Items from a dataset
** START **

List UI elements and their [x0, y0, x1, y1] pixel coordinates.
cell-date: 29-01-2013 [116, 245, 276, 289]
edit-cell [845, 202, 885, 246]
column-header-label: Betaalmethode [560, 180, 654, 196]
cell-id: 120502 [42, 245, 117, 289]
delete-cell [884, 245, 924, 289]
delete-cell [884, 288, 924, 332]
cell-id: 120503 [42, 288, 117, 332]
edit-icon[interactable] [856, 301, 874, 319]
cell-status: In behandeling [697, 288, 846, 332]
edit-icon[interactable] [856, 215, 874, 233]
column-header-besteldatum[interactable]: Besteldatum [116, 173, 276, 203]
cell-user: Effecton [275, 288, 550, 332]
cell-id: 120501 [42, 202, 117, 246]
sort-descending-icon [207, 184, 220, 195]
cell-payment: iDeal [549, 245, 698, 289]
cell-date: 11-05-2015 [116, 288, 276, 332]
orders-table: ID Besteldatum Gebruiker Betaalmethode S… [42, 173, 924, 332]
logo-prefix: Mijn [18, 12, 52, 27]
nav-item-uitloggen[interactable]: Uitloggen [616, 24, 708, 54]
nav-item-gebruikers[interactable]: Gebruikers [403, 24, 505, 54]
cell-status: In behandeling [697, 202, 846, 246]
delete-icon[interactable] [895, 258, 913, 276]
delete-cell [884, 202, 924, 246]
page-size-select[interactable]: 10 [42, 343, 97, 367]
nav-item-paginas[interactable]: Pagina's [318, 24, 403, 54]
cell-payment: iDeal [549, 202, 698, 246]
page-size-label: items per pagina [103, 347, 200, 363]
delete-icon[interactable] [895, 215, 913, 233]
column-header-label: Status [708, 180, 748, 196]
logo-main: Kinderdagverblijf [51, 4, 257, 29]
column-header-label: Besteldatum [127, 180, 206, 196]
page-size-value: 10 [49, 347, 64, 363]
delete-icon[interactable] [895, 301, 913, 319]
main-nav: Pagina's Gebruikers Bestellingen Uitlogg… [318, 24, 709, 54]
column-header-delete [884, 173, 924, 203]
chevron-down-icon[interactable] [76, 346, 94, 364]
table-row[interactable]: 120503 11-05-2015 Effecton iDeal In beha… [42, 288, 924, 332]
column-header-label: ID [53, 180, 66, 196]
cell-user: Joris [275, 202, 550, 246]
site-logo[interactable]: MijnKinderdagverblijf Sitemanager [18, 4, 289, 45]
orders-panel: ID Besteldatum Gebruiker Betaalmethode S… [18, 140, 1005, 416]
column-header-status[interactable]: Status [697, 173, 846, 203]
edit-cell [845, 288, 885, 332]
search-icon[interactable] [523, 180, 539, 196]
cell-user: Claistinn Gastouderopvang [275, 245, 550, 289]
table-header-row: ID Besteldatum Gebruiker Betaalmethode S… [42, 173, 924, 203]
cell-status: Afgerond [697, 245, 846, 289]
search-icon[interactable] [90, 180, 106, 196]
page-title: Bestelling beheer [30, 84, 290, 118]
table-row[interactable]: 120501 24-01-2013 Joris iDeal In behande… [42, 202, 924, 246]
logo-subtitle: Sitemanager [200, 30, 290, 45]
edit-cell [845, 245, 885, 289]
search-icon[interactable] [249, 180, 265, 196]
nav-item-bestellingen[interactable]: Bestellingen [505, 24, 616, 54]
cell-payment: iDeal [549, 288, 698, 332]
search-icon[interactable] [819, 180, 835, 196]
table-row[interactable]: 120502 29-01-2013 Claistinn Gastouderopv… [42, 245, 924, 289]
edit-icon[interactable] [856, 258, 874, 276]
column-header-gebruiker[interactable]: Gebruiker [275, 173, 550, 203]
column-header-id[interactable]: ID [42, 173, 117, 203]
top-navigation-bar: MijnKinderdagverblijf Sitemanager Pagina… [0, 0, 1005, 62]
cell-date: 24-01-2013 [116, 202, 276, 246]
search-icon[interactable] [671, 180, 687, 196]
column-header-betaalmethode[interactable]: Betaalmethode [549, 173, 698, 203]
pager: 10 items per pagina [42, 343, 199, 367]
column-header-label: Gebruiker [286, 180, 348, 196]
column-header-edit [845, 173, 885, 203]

** END **
** START **

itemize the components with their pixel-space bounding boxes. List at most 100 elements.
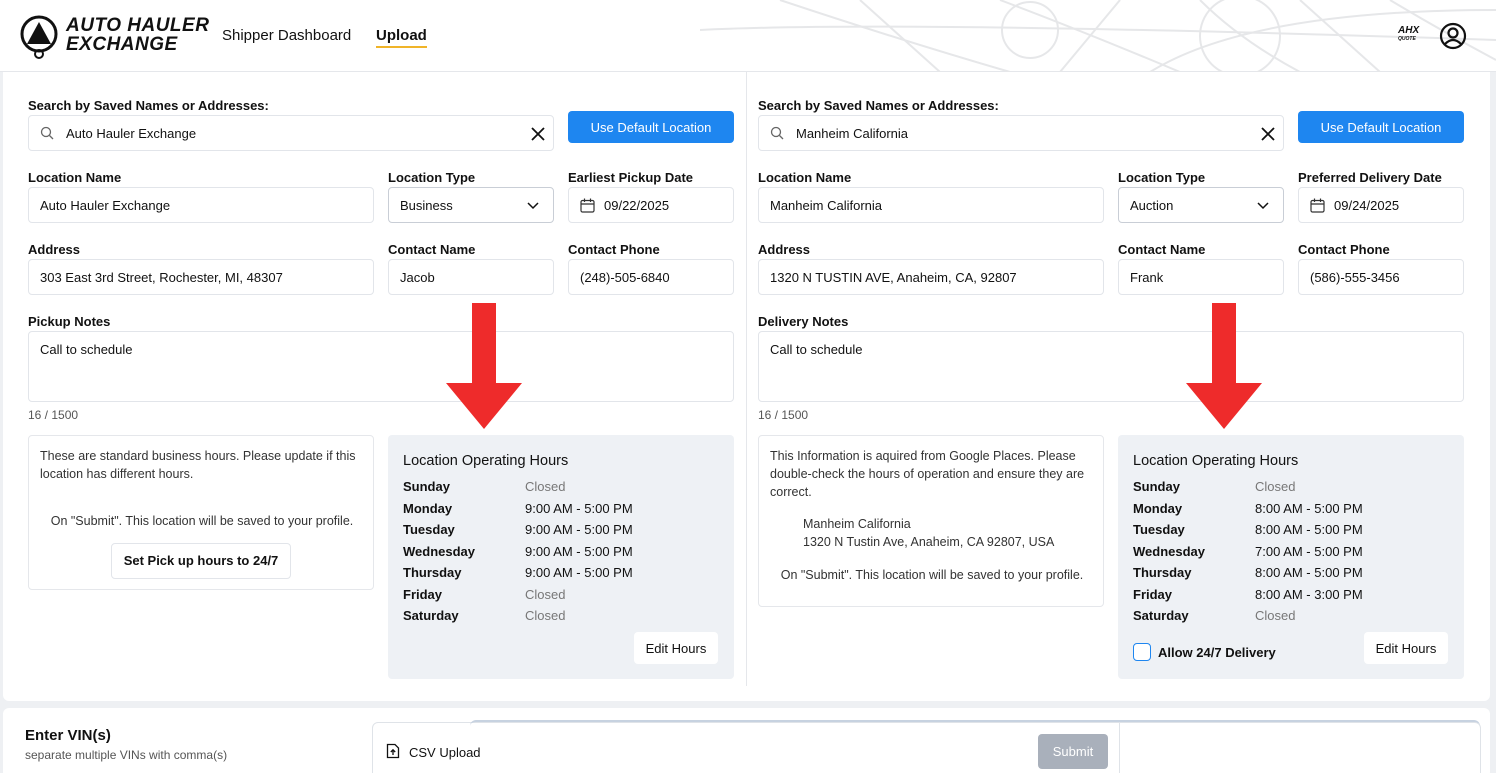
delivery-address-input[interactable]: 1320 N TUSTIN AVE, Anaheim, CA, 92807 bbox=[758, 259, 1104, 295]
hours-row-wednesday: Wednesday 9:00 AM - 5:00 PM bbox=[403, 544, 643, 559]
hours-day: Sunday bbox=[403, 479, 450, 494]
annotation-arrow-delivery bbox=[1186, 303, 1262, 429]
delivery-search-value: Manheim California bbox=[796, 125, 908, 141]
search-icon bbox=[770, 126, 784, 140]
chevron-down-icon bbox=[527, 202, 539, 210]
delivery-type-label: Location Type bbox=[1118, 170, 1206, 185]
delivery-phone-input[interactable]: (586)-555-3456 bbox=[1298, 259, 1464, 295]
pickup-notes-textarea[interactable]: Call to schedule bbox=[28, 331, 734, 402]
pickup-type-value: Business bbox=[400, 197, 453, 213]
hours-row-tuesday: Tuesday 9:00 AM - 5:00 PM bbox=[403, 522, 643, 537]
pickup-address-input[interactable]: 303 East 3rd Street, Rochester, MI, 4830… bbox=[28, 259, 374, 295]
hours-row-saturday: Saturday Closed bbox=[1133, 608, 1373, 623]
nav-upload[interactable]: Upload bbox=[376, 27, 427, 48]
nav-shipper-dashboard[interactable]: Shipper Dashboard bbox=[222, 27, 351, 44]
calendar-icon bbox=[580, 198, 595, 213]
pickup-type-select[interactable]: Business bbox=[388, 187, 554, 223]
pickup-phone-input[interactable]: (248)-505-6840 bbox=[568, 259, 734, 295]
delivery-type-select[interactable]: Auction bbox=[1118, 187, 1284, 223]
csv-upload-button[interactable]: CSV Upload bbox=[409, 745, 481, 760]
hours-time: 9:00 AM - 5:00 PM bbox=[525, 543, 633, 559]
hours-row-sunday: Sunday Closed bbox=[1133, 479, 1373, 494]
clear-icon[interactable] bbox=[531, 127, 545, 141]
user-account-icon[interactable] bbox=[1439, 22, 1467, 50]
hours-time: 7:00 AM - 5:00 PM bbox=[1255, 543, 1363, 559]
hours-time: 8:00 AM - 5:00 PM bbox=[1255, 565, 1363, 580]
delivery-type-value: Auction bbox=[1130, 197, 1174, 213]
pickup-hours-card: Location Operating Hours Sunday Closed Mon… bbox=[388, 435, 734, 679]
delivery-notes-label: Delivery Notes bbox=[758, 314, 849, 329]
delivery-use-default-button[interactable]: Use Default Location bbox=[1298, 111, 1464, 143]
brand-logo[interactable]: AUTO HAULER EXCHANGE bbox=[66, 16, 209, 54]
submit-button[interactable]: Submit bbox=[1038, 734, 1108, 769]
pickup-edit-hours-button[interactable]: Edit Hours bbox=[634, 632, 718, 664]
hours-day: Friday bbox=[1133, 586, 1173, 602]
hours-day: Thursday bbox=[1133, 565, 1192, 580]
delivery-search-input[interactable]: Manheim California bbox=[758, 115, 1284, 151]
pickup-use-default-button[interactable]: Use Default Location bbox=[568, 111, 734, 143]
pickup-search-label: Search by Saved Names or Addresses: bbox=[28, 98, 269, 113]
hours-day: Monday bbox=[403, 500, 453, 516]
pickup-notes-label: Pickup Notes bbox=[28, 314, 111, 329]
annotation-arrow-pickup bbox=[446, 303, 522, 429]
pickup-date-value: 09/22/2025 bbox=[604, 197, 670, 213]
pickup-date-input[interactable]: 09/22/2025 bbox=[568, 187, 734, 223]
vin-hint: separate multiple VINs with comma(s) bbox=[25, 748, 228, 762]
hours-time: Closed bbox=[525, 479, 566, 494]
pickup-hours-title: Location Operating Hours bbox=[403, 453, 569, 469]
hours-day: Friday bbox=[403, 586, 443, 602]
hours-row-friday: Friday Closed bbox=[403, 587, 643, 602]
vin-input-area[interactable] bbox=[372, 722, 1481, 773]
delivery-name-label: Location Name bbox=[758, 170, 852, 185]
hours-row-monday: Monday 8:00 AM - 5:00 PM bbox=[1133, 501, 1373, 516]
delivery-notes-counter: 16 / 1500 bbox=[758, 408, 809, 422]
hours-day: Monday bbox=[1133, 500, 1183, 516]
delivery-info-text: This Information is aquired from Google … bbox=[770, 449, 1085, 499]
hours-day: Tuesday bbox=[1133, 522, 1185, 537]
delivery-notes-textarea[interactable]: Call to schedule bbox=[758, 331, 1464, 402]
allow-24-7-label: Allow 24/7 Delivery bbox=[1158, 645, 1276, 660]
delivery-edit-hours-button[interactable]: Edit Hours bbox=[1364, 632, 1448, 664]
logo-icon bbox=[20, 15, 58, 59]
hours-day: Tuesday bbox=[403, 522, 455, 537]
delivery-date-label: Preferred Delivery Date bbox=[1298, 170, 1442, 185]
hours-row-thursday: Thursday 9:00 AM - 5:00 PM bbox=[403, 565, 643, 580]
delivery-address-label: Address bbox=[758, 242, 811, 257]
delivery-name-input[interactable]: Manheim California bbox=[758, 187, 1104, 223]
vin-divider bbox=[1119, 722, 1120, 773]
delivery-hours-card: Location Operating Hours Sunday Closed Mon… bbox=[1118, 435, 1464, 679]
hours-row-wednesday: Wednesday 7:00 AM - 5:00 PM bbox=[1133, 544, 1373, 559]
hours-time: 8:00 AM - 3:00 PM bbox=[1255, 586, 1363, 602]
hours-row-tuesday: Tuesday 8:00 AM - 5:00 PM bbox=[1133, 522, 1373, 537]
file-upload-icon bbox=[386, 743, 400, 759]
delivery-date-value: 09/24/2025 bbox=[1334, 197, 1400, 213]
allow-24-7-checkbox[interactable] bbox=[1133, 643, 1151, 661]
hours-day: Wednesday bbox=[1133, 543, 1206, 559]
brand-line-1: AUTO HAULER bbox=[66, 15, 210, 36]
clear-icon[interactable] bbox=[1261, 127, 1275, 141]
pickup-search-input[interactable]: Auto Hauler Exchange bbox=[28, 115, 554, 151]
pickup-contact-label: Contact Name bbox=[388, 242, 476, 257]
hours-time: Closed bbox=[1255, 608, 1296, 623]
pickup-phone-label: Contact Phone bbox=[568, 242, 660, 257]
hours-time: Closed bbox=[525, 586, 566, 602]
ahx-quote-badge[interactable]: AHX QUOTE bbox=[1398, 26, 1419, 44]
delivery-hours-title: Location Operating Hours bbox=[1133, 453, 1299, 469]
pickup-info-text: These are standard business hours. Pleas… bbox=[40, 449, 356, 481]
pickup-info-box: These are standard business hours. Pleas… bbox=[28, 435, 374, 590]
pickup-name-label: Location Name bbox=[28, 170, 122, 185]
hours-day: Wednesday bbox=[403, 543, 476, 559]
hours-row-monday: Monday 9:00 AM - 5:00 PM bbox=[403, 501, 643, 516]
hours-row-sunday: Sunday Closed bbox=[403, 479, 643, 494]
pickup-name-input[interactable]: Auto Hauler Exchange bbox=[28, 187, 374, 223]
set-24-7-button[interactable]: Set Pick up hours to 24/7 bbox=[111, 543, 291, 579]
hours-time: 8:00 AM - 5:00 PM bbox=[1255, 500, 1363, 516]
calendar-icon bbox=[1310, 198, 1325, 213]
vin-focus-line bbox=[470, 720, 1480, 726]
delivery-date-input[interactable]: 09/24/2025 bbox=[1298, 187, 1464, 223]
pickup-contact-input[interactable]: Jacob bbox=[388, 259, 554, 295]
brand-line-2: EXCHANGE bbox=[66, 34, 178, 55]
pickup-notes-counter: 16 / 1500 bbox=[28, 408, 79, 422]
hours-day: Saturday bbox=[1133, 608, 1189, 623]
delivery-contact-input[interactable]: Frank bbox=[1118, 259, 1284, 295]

** END **
** START **

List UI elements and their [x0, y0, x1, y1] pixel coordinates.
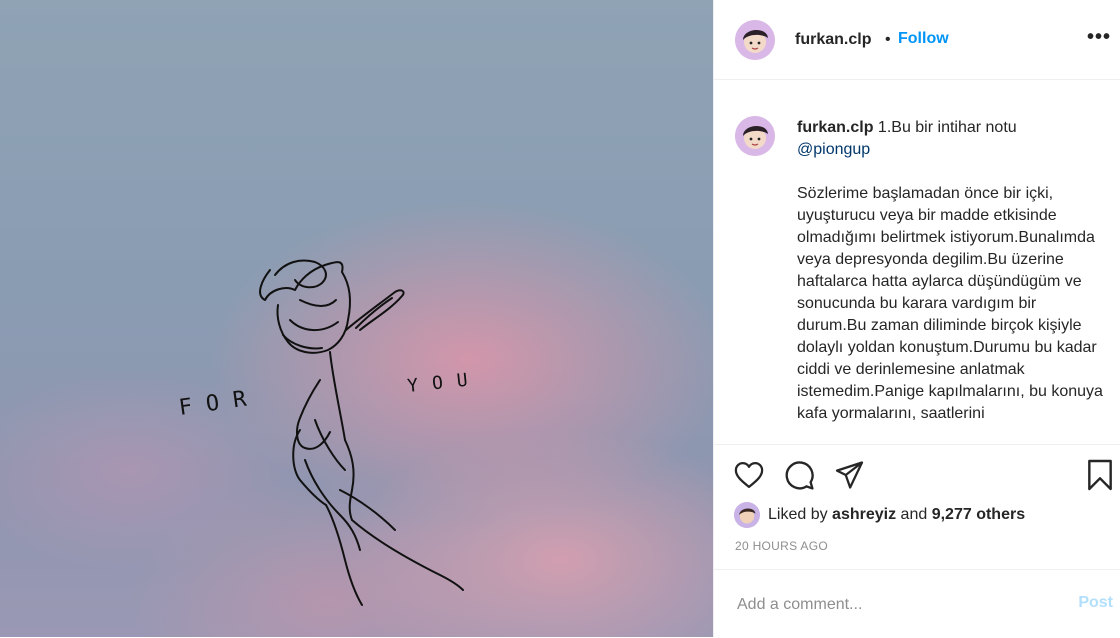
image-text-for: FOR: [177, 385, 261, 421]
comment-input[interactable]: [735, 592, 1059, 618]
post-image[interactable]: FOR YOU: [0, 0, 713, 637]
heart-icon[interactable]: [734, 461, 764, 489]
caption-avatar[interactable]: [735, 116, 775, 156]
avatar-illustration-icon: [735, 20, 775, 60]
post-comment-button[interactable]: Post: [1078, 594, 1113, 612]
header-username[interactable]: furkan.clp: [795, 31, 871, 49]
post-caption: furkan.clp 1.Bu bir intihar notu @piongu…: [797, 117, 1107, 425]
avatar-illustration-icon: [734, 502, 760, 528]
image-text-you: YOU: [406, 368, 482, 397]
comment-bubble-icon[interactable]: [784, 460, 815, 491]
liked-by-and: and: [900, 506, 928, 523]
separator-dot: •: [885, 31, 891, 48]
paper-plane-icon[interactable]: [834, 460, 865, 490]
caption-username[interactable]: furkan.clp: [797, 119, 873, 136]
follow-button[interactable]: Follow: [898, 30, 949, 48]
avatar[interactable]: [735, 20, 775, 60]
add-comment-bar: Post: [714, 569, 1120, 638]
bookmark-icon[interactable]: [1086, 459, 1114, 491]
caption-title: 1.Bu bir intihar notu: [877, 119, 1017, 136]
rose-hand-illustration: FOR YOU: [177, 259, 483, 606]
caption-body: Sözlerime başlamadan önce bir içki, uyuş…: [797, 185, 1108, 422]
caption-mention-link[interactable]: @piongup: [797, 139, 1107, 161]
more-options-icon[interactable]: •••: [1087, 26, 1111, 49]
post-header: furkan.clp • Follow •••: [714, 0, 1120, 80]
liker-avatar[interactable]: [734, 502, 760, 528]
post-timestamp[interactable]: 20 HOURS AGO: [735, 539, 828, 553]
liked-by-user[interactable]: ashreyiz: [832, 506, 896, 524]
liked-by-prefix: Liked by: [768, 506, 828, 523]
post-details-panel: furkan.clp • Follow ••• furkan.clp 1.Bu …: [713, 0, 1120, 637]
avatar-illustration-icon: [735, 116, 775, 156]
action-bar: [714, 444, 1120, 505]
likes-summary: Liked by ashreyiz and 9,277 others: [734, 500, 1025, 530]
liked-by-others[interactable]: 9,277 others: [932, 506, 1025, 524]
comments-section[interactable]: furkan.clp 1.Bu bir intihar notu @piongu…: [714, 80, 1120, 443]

** END **

*DIRECTIONS FOR THIS TASK:* Copy out the lines above word for word, starting with the line that contains "delivery-address-input[interactable]: 1320 N" and continuing down through the line that contains "submit-button[interactable]: Submit bbox=[1038, 734, 1108, 769]".

*SOLUTION BELOW:*
delivery-address-input[interactable]: 1320 N TUSTIN AVE, Anaheim, CA, 92807 bbox=[758, 259, 1104, 295]
hours-row-wednesday: Wednesday 9:00 AM - 5:00 PM bbox=[403, 544, 643, 559]
hours-day: Sunday bbox=[403, 479, 450, 494]
annotation-arrow-delivery bbox=[1186, 303, 1262, 429]
delivery-search-value: Manheim California bbox=[796, 125, 908, 141]
search-icon bbox=[770, 126, 784, 140]
chevron-down-icon bbox=[527, 202, 539, 210]
delivery-type-label: Location Type bbox=[1118, 170, 1206, 185]
delivery-phone-input[interactable]: (586)-555-3456 bbox=[1298, 259, 1464, 295]
pickup-notes-textarea[interactable]: Call to schedule bbox=[28, 331, 734, 402]
pickup-type-value: Business bbox=[400, 197, 453, 213]
hours-row-tuesday: Tuesday 9:00 AM - 5:00 PM bbox=[403, 522, 643, 537]
pickup-address-input[interactable]: 303 East 3rd Street, Rochester, MI, 4830… bbox=[28, 259, 374, 295]
hours-row-saturday: Saturday Closed bbox=[1133, 608, 1373, 623]
nav-upload[interactable]: Upload bbox=[376, 27, 427, 48]
nav-shipper-dashboard[interactable]: Shipper Dashboard bbox=[222, 27, 351, 44]
calendar-icon bbox=[580, 198, 595, 213]
pickup-type-select[interactable]: Business bbox=[388, 187, 554, 223]
pickup-phone-input[interactable]: (248)-505-6840 bbox=[568, 259, 734, 295]
delivery-type-select[interactable]: Auction bbox=[1118, 187, 1284, 223]
csv-upload-button[interactable]: CSV Upload bbox=[409, 745, 481, 760]
hours-time: 9:00 AM - 5:00 PM bbox=[525, 543, 633, 559]
hours-row-sunday: Sunday Closed bbox=[1133, 479, 1373, 494]
clear-icon[interactable] bbox=[531, 127, 545, 141]
user-account-icon[interactable] bbox=[1439, 22, 1467, 50]
hours-time: 7:00 AM - 5:00 PM bbox=[1255, 543, 1363, 559]
hours-time: 8:00 AM - 5:00 PM bbox=[1255, 565, 1363, 580]
delivery-type-value: Auction bbox=[1130, 197, 1174, 213]
pickup-hours-card: Location Operating Hours Sunday Closed Mon… bbox=[388, 435, 734, 679]
delivery-notes-label: Delivery Notes bbox=[758, 314, 849, 329]
delivery-use-default-button[interactable]: Use Default Location bbox=[1298, 111, 1464, 143]
brand-logo[interactable]: AUTO HAULER EXCHANGE bbox=[66, 16, 209, 54]
submit-button[interactable]: Submit bbox=[1038, 734, 1108, 769]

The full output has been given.